Texto fornecido
####################
As consequências da derrubada ilegal de árvores na Amazônia

Quase vinte anos mais tarde, o governo brasileiro criou um projeto para monitorar, via satélite, a Amazônia: o PRODES

Ana Paula Jaume - Editor: Ronerson Pinheiro
Foto: O crescente desmatamento da Amazônia - Reprodução/Divulgação: Agência Brasil

Foto: Agência Brasil

 

 
Policiais militares do Batalhão de Policiamento Ambiental (BPAmb) que faz parte do Comando de Policiamento Ambiental (CPAmb), fecharam no final do mês passado uma serraria clandestina em Manacapuru (70 km de Manaus), no Amazonas. Os agentes também apreenderam 50 metros cúbicos de madeira ilegal. A prática da exploração clandestina é histórica na região Norte do país, sobretudo, na área amazônica. 
 
A polícia ambiental surpreendeu três homens operando máquinas de serrar. Na revista policial, verificou-se tábuas, blocos e ripas; um total de 50 m³ de madeira. Não foi apresentado à polícia nenhum documento que comprovasse o funcionamento legal do estabelecimento e a origem do material. O conteúdo apreendido vai atender à população afetada pelas enchentes no estado.
 
O ato ilegal detectado, nessa circunstância (transportar madeira, lenha, carvão sem autorização de órgão competente), configura crime ambiental. Os autores dessa ação, de derrubada ilegal de árvores, devem se sujeitar à pena prevista na Lei n°9605/98: seis meses a um ano de prisão, além de pagamento de multa.

Exploração de madeira ilegal na Amazônia

O Amazonas - assim como Acre, Amapá, Pará, Roraima, Mato Grosso e Maranhão - é um dos estados que concentram o Bioma Amazônia, um dos mais ricos do mundo em termos de fauna (espécies de animais) e flora (espécies de vegetais). 
 
O Bioma também se estende a outros países da América do Sul: Bolívia, Colômbia, Equador, Guiana, Guiana Francesa, Peru, Suriname e Venezuela. Em todos eles, há extração ilegal de madeira. No entanto, pela sua relevância econômica, o Brasil é o que mais sofre.
 
“Este bioma acaba sendo alvo de cobiça por muitos países europeus e por pessoas que atuam diretamente desmatando a vegetação para obter lucro na venda de madeira ilegal.”, explica o licenciado em Ciências Biológicas pela Universidade Federal Rural do Rio de Janeiro (UFRRJ) Igor Rodrigues Bello.
 
Histórico do problema
 
Com a construção da rodovia Transamazônica, nos anos 70, começou uma onda de desmatamento no local. Desde então, ocorre um processo de destruição generalizada. Árvores são cortadas e queimadas, a vegetação da margem dos rios é retirada e a população nativa fica desamparada, com a diminuição de recursos naturais para sobreviverem. 

Quase vinte anos mais tarde, o governo brasileiro criou um projeto para monitorar, via satélite, a Amazônia: o PRODES. O programa veio para ajudar no desenvolvimento de políticas públicas, resguardando a região e combatendo o desmatamento cada vez mais crescente.
“Em 1998, foi criada a Lei 9605/98, conhecida como Lei dos Crimes Ambientais. Percebemos que são diversas as legislações sobre o tema, mas a falta de fiscalização atrapalha muito a punição de autores que praticam os crimes ambientais.”, diz Igor Rodrigues Bello.
####################
Entradas
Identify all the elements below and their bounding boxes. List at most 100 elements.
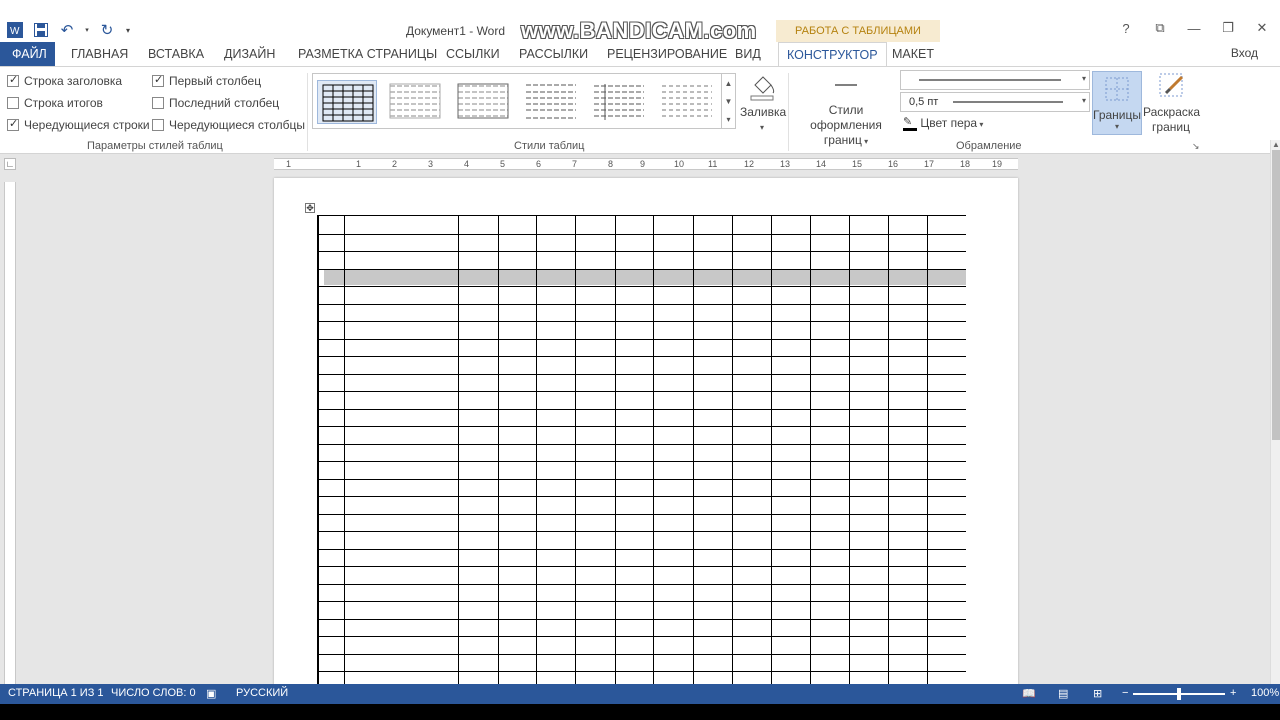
####################
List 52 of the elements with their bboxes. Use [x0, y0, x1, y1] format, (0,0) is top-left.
####################
Lista de tarefas
[1] Responda, com base no texto sobre a derrubada ilegal de árvores na Amazônia:
(a) Em que município a serraria clandestina foi fechada?
(b) Qual é a pena prevista na Lei n°9605/98 para os autores da derrubada ilegal de árvores?
(c) A construção de qual rodovia, nos anos 70, deu início a uma onda de desmatamento?
[2] No texto sobre a derrubada ilegal de árvores na Amazônia, transforme em lista o parágrafo que começa com "A polícia ambiental surpreendeu", mantendo seus fatos principais.
[3] Reproduza do texto sobre a derrubada ilegal de árvores na Amazônia a parte que começa com as palavras "Policiais militares do" e termina com "na área amazônica.", trocando "serraria clandestina" por "serraria ilegal".

Respostas por tarefa
[1]
(a) Em Manacapuru, no Amazonas, a 70 km de Manaus.
(b) Seis meses a um ano de prisão, além de pagamento de multa.
(c) A rodovia Transamazônica.

[2]
- A polícia ambiental flagrou três homens operando máquinas de serrar.
- Foram encontrados tábuas, blocos e ripas, num total de 50 m³ de madeira.
- Nenhum documento comprovou o funcionamento legal do estabelecimento nem a origem do material.
- A madeira apreendida vai atender à população afetada pelas enchentes no estado.

[3]
Policiais militares do Batalhão de Policiamento Ambiental (BPAmb) que faz parte do Comando de Policiamento Ambiental (CPAmb), fecharam no final do mês passado uma serraria ilegal em Manacapuru (70 km de Manaus), no Amazonas. Os agentes também apreenderam 50 metros cúbicos de madeira ilegal. A prática da exploração clandestina é histórica na região Norte do país, sobretudo, na área amazônica.